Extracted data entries
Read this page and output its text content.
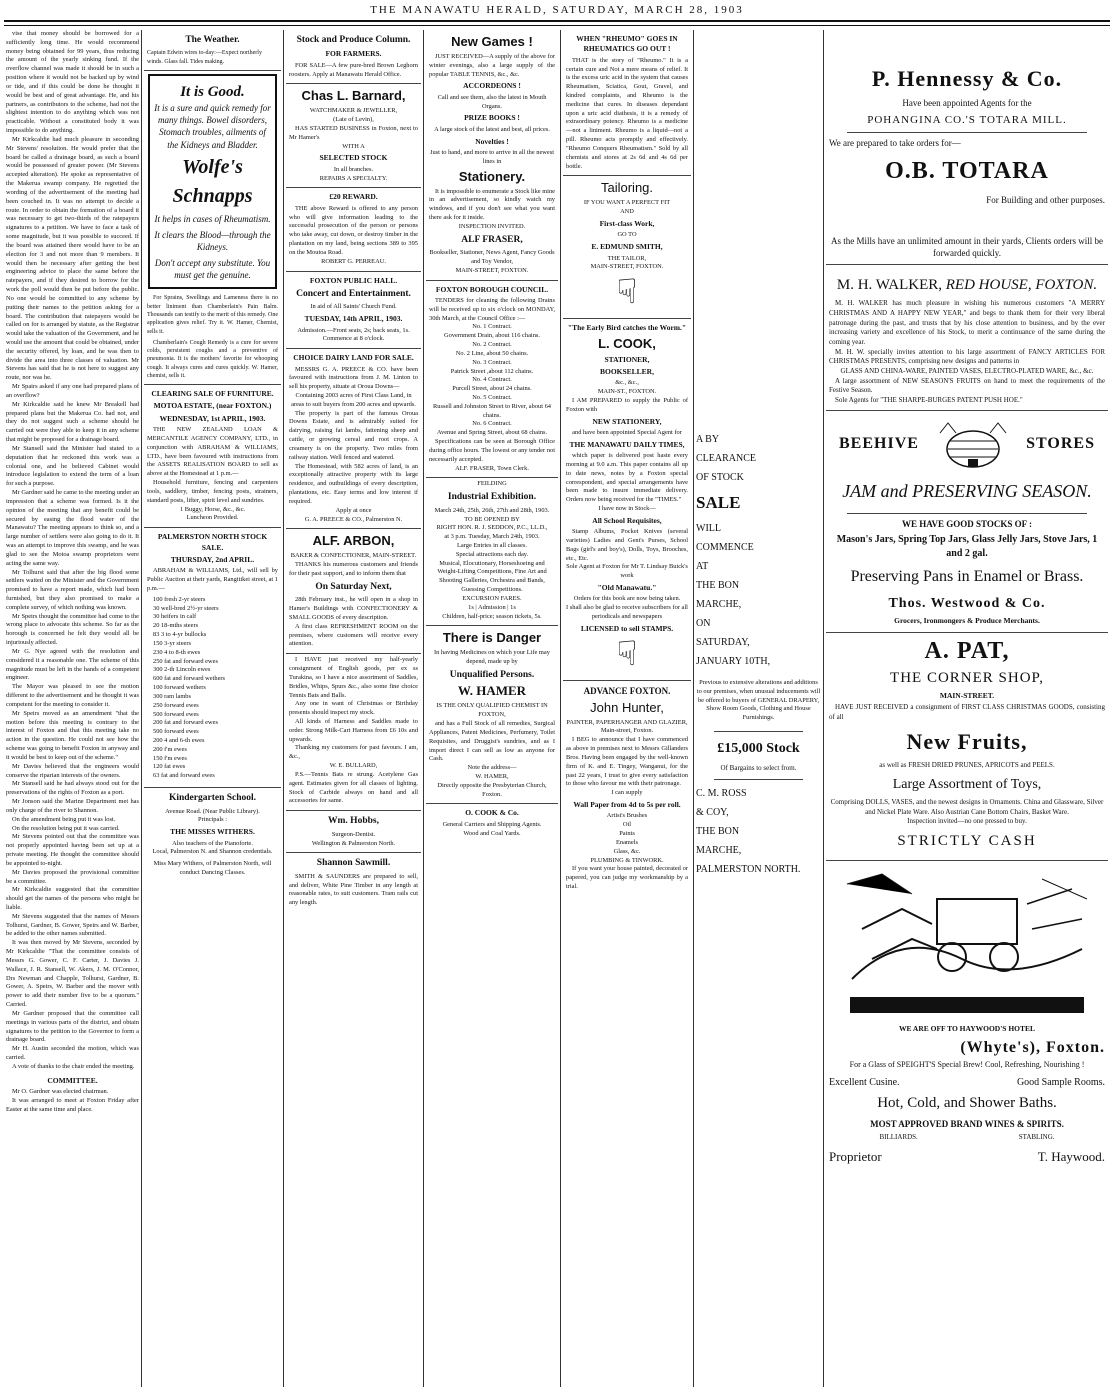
THE MANAWATU HERALD, SATURDAY, MARCH 28, 1903

vise that money should be borrowed for a sufficiently long time. He would recommend money being obtained for 99 years, thus reducing the amount of the yearly sinking fund. If the overflow channel was made it should be in such a position where it would not be backed up by wind or tide, and if this could be done he thought it would be best and of great advantage. He, and his partners, as contributors to the scheme, had not the slightest intention to do anything which was not practicable. Without a constituted body it was impossible to do anything.

Mr Kirkcaldie had much pleasure in seconding Mr Stevens' resolution. He would prefer that the board be called a drainage board, as such a board would be possessed of greater power. (Mr Stevens accepted alteration). He spoke as representative of the Makerua swamp company. He regretted the wording of the advertisement of the meeting had been couched in. It was no attempt to decide a route. In order to obtain the formation of a board it was necessary to get two-thirds of the ratepayers signatures to a petition. We have to face a task of some magnitude, but it was possible to succeed. If the board was attained there would have to be an election for 3 and not more than 9 members. It would then be necessary after getting the best engineering advice to place the same before the ratepayers, and if they desired to borrow for the work the poll would then be put before the public. No one would be committed to any scheme by putting their names to the petition asking for a board. The contribution that ratepayers would be called on for is arranged by statute, as the Registrar would take the valuation of the Government, and he would use the amount that could be obtained, under the security offered, by loan, and he was then to divide the area into three classes of valuation. Mr Stevens has said that he is not here to suggest any route, nor was he.

Mr Spairs asked if any one had prepared plans of an overflow?

Mr Kirkcaldie said he knew Mr Breakell had prepared plans but the Makerua Co. had not, and they do not suggest such a scheme should be carried out were they able to keep it in any scheme that might be proposed for a drainage board.

Mr Stansell said the Minister had stated to a deputation that he reckoned this work was a colonial one, and he believed Cabinet would introduce legislation to extend the term of a loan for such a purpose.

Mr Gardner said he came to the meeting under an impression that a scheme was formed. Is it the opinion of the meeting that any benefit could be secured by easing the flood water of the Manawatu? The meeting appears to think so, and a large number of settlers were also going to do it. It was an attempt to improve this swamp, and he was glad to see the Motoa swamp proprietors were acting the same way.

Mr Tolhurst said that after the big flood some settlers waited on the Minister and the Government promised to have a report made, which had been furnished, but they also promised to make a complete survey, of which nothing was known.

Mr Speirs thought the committee had come to the wrong place to advocate this scheme. So far as the borough is concerned he felt they would all be injuriously affected.

Mr G. Nye agreed with the resolution and considered it a reasonable one. The scheme of this magnitude must be left in the hands of a competent engineer.

The Mayor was pleased to see the motion different to the advertisement and he thought it was competent for the meeting to consider it.

Mr Speirs moved as an amendment "that the motion before this meeting is contrary to the interest of Foxton and that this meeting take no action in the question. He could not see how the scheme was going to benefit Foxton in anyway and it would be best to keep out of the scheme."

Mr Davies believed that the engineers would conserve the riparian interests of the owners.

Mr Stansell said he had always stood out for the preservations of the rights of Foxton as a port.

Mr Jonson said the Marine Department met has only charge of the river to Shannon.

On the amendment being put it was lost.

On the resolution being put it was carried.

Mr Stevens pointed out that the committee was not properly appointed having been set up at a private meeting. He thought the committee should be appointed to-night.

Mr Davies proposed the provisional committee be a committee.

Mr Kirkcaldie suggested that the committee should get the names of the persons who might be liable.

Mr Stevens suggested that the names of Messrs Tolhurst, Gardner, B. Gower, Speirs and W. Barber, be added to the other names submitted.

It was then moved by Mr Stevens, seconded by Mr Kirkcaldie "That the committee consists of Messrs G. Gower, C. F. Carter, J. Davies J. Wallace, J. R. Stansell, W. Akers, J. M. O'Connor, Drs Newman and Chapple, Tolhurst, Gardner, B. Gower, A. Speirs, W. Barber and the mover with power to add their number five to be a quorum." Carried.

Mr Gardner proposed that the committee call meetings in various parts of the district, and obtain signatures to the petition to the Governor to form a drainage board.

Mr H. Austin seconded the motion, which was carried.

A vote of thanks to the chair ended the meeting.

COMMITTEE.

Mr O. Gardner was elected chairman.

It was arranged to meet at Foxton Friday after Easter at the same time and place.

The Weather.
Captain Edwin wires to-day:—Expect northerly winds. Glass fall. Tides making.
It is Good.
It is a sure and quick remedy for many things. Bowel disorders, Stomach troubles, ailments of the Kidneys and Bladder.
Wolfe's
Schnapps
It helps in cases of Rheumatism.
It clears the Blood—through the Kidneys.
Don't accept any substitute. You must get the genuine.

For Sprains, Swellings and Lameness there is no better liniment than Chamberlain's Pain Balm. Thousands can testify to the merit of this remedy. One application gives relief. Try it. W. Hamer, Chemist, sells it.

Chamberlain's Cough Remedy is a cure for severe colds, persistent coughs and a preventive of pneumonia. It is the mothers' favorite for whooping cough. It always cures and cures quickly. W. Hamer, chemist, sells it.

CLEARING SALE OF FURNITURE.
MOTOA ESTATE, (near FOXTON.)
WEDNESDAY, 1st APRIL, 1903.

THE NEW ZEALAND LOAN & MERCANTILE AGENCY COMPANY, LTD., in conjunction with ABRAHAM & WILLIAMS, LTD., have been favoured with instructions from the ASSETS REALISATION BOARD to sell as above at the Homestead at 1 p.m.—

Household furniture, fencing and carpenters tools, saddlery, timber, fencing posts, strainers, standard posts, lifter, spirit level and sundries.

1 Buggy, Horse, &c., &c.
Luncheon Provided.
PALMERSTON NORTH STOCK SALE.
THURSDAY, 2nd APRIL.

ABRAHAM & WILLIAMS, Ltd., will sell by Public Auction at their yards, Rangitikei street, at 1 p.m.—

100 fresh 2-yr steers
30 well-bred 2½-yr steers
30 heifers in calf
20 18-mths steers
83 3 to 4-yr bullocks
150 3-yr steers
230 4 to 8-th ewes
250 fat and forward ewes
300 2-th Lincoln ewes
600 fat and forward wethers
100 forward wethers
300 ram lambs
250 forward ewes
500 forward ewes
200 fat and forward ewes
500 forward ewes
200 4 and 6-th ewes
200 f'm ewes
150 f'm ewes
120 fat ewes
63 fat and forward ewes
Kindergarten School.
Avenue Road. (Near Public Library).
Principals :
THE MISSES WITHERS.
Also teachers of the Pianoforte.
Local, Palmerston N. and Shannon credentials.
Miss Mary Withers, of Palmerston North, will conduct Dancing Classes.
Stock and Produce Column.
FOR FARMERS.

FOR SALE—A few pure-bred Brown Leghorn roosters. Apply at Manawatu Herald Office.

Chas L. Barnard,
WATCHMAKER & JEWELLER,
(Late of Levin),

HAS STARTED BUSINESS in Foxton, next to Mr Hamer's

WITH A
SELECTED STOCK
In all branches.
REPAIRS A SPECIALTY.
£20 REWARD.

THE above Reward is offered to any person who will give information leading to the successful prosecution of the person or persons who take away, cut down, or destroy timber in the plantation on my land, being sections 389 to 395 on the Moutoa Road.

ROBERT G. PERREAU.
FOXTON PUBLIC HALL.
Concert and Entertainment.
In aid of All Saints' Church Fund.
TUESDAY, 14th APRIL, 1903.
Admission.—Front seats, 2s; back seats, 1s.
Commence at 8 o'clock.
CHOICE DAIRY LAND FOR SALE.

MESSRS G. A. PREECE & CO. have been favoured with instructions from J. M. Linton to sell his property, situate at Oroua Downs—

Containing 2003 acres of First Class Land, in areas to suit buyers from 200 acres and upwards.

The property is part of the famous Oroua Downs Estate, and is admirably suited for dairying, raising fat lambs, fattening sheep and cattle, or growing cereal and root crops. A creamery is on the property. Two miles from railway station. Well fenced and watered.

The Homestead, with 582 acres of land, is an exceptionally attractive property with its large residence, and outbuildings of every description, plantations, etc. Easy terms and low interest if required.

Apply at once
G. A. PREECE & CO., Palmerston N.
ALF. ARBON,
BAKER & CONFECTIONER, MAIN-STREET.

THANKS his numerous customers and friends for their past support, and to inform them that

On Saturday Next,

28th February inst., he will open in a shop in Hamer's Buildings with CONFECTIONERY & SMALL GOODS of every description.

A first class REFRESHMENT ROOM on the premises, where customers will receive every attention.

I HAVE just received my half-yearly consignment of English goods, per ex ss Turakina, so I have a nice assortment of Saddles, Bridles, Whips, Spurs &c., also some fine choice Tennis Bats and Balls.

Any one in want of Christmas or Birthday presents should inspect my stock.

All kinds of Harness and Saddles made to order. Strong Milk-Cart Harness from £6 10s and upwards.

Thanking my customers for past favours. I am, &c.,

W. E. BULLARD,

P.S.—Tennis Bats re strung. Acetylene Gas agent. Estimates given for all classes of lighting. Stock of Carbide always on hand and all accessories for same.

Wm. Hobbs,
Surgeon-Dentist.
Wellington & Palmerston North.
Shannon Sawmill.

SMITH & SAUNDERS are prepared to sell, and deliver, White Pine Timber in any length at reasonable rates, to suit customers. Tram rails cut any length.

New Games !

JUST RECEIVED—A supply of the above for winter evenings, also a large supply of the popular TABLE TENNIS, &c., &c.

ACCORDEONS !
Call and see them, also the latest in Mouth Organs.
PRIZE BOOKS !
A large stock of the latest and best, all prices.
Novelties !
Just to hand, and more to arrive in all the newest lines in
Stationery.

It is impossible to enumerate a Stock like mine in an advertisement, so kindly watch my windows, and if you don't see what you want there ask for it inside.

INSPECTION INVITED.
ALF FRASER,
Bookseller, Stationer, News Agent, Fancy Goods and Toy Vendor,
MAIN-STREET, FOXTON.
FOXTON BOROUGH COUNCIL.

TENDERS for cleaning the following Drains will be received up to six o'clock on MONDAY, 30th March, at the Council Office :—

No. 1 Contract.
Government Drain, about 116 chains.
No. 2 Contract.
No. 2 Line, about 50 chains.
No. 3 Contract.
Patrick Street ,about 112 chains.
No. 4 Contract.
Purcell Street, about 24 chains.
No. 5 Contract.
Russell and Johnston Street to River, about 64 chains.
No. 6 Contract.
Avenue and Spring Street, about 68 chains.

Specifications can be seen at Borough Office during office hours. The lowest or any tender not necessarily accepted.

ALF. FRASER, Town Clerk.
FEILDING
Industrial Exhibition.
March 24th, 25th, 26th, 27th and 28th, 1903.
TO BE OPENED BY
RIGHT HON. R. J. SEDDON, P.C., LL.D.,
at 3 p.m. Tuesday, March 24th, 1903.
Large Entries in all classes.
Special attractions each day.
Musical, Elocutionary, Horseshoeing and Weight-Lifting Competitions, Fine Art and Shooting Galleries, Orchestra and Bands, Guessing Competitions.
EXCURSION FARES.
1s | Admission | 1s
Children, half-price; season tickets, 5s.
There is Danger
In having Medicines on which your Life may depend, made up by
Unqualified Persons.
W. HAMER
IS THE ONLY QUALIFIED CHEMIST IN FOXTON,

and has a Full Stock of all remedies, Surgical Appliances, Patent Medicines, Perfumery, Toilet Requisites, and Druggist's sundries, and as I import direct I can sell as low as anyone for Cash.

Note the address—
W. HAMER,
Directly opposite the Presbyterian Church, Foxton.
O. COOK & Co.
General Carriers and Shipping Agents.
Wood and Coal Yards.
WHEN "RHEUMO" GOES IN RHEUMATICS GO OUT !

THAT is the story of "Rheumo." It is a certain cure and Not a mere means of relief. It is the excess uric acid in the system that causes Rheumatism, Sciatica, Gout, Gravel, and kindred complaints, and Rheumo is the medicine that cures. In diseases dependant upon a uric acid diathesis, it is a remedy of extraordinary potency. Rheumo is a medicine—not a liniment. Rheumo is a liquid—not a pill. Rheumo acts promptly and effectively. "Rheumo Conquers Rheumatism." Sold by all chemists and stores at 2s 6d and 4s 6d per bottle.

Tailoring.
IF YOU WANT A PERFECT FIT
AND
First-class Work,
GO TO
E. EDMUND SMITH,
THE TAILOR,
MAIN-STREET, FOXTON.
☟
"The Early Bird catches the Worm."
L. COOK,
STATIONER,
BOOKSELLER,
&c., &c.,
MAIN-ST., FOXTON.

I AM PREPARED to supply the Public of Foxton with

NEW STATIONERY,
and have been appointed Special Agent for
THE MANAWATU DAILY TIMES,

which paper is delivered post haste every morning at 9.0 a.m. This paper contains all up to date news, notes by a Foxton special correspondent, and special arrangements have been made to insure immediate delivery. Orders now being received for the "TIMES."

I have now in Stock—
All School Requisites,

Stamp Albums, Pocket Knives (several varieties) Ladies and Gent's Purses, School Bags (girl's and boy's), Dolls, Toys, Brooches, etc., Etc.

Sole Agent at Foxton for Mr T. Lindsay Buick's work
"Old Manawatu."
Orders for this book are now being taken.
I shall also be glad to receive subscribers for all periodicals and newspapers
LICENSED to sell STAMPS.
☟
ADVANCE FOXTON.
John Hunter,
PAINTER, PAPERHANGER AND GLAZIER,
Main-street, Foxton.

I BEG to announce that I have commenced as above in premises next to Messrs Gillanders Bros. Having been engaged by the well-known firm of K. and E. Tingey, Wanganui, for the past 22 years, I trust to give every satisfaction to those who favour me with their patronage.

I can supply
Wall Paper from 4d to 5s per roll.
Artist's Brushes
Oil
Paints
Enamels
Glass, &c.
PLUMBING & TINWORK.

If you want your house painted, decorated or papered, you can judge my workmanship by a trial.

A BY
CLEARANCE
OF STOCK
SALE
WILL
COMMENCE
AT
THE BON
MARCHE,
ON
SATURDAY,
JANUARY 10TH,

Previous to extensive alterations and additions to our premises, when unusual inducements will be offered to buyers of GENERAL DRAPERY, Show Room Goods, Clothing and House Furnishings.

£15,000 Stock
Of Bargains to select from.
C. M. ROSS
& COY,
THE BON
MARCHE,
PALMERSTON NORTH.
P. Hennessy & Co.
Have been appointed Agents for the
POHANGINA CO.'S TOTARA MILL.
We are prepared to take orders for—
O.B. TOTARA
For Building and other purposes.
As the Mills have an unlimited amount in their yards, Clients orders will be forwarded quickly.
M. H. WALKER, RED HOUSE, FOXTON.

M. H. WALKER has much pleasure in wishing his numerous customers "A MERRY CHRISTMAS AND A HAPPY NEW YEAR," and begs to thank them for their very liberal patronage during the past, and trusts that by his close attention to business, and by the ever increasing variety and excellence of his Stock, to merit a continuance of the same during the coming year.

M. H. W. specially invites attention to his large assortment of FANCY ARTICLES FOR CHRISTMAS PRESENTS, comprising new designs and patterns in

GLASS AND CHINA-WARE, PAINTED VASES, ELECTRO-PLATED WARE, &c., &c.

A large assortment of NEW SEASON'S FRUITS on hand to meet the requirements of the Festive Season.

Sole Agents for "THE SHARPE-BURGES PATENT PUSH HOE."

BEEHIVE	STORES
JAM and PRESERVING SEASON.
WE HAVE GOOD STOCKS OF :
Mason's Jars, Spring Top Jars, Glass Jelly Jars, Stove Jars, 1 and 2 gal.
Preserving Pans in Enamel or Brass.
Thos. Westwood & Co.
Grocers, Ironmongers & Produce Merchants.
A. PAT,
THE CORNER SHOP,
MAIN-STREET.

HAVE JUST RECEIVED a consignment of FIRST CLASS CHRISTMAS GOODS, consisting of all

New Fruits,
as well as FRESH DRIED PRUNES, APRICOTS and PEELS.
Large Assortment of Toys,

Comprising DOLLS, VASES, and the newest designs in Ornaments. China and Glassware, Silver and Nickel Plate Ware. Also Austrian Cane Bottom Chairs, Basket Ware.

Inspection invited—no one pressed to buy.
STRICTLY CASH
WE ARE OFF TO HAYWOOD'S HOTEL
(Whyte's), Foxton.
For a Glass of SPEIGHT'S Special Brew! Cool, Refreshing, Nourishing !
Excellent Cusine.	Good Sample Rooms.
Hot, Cold, and Shower Baths.
MOST APPROVED BRAND WINES & SPIRITS.
BILLIARDS.	STABLING.
Proprietor	T. Haywood.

Problem requirements: Report how many lines of the preceding records include "Requisites". Output the number only.

Full answer: 2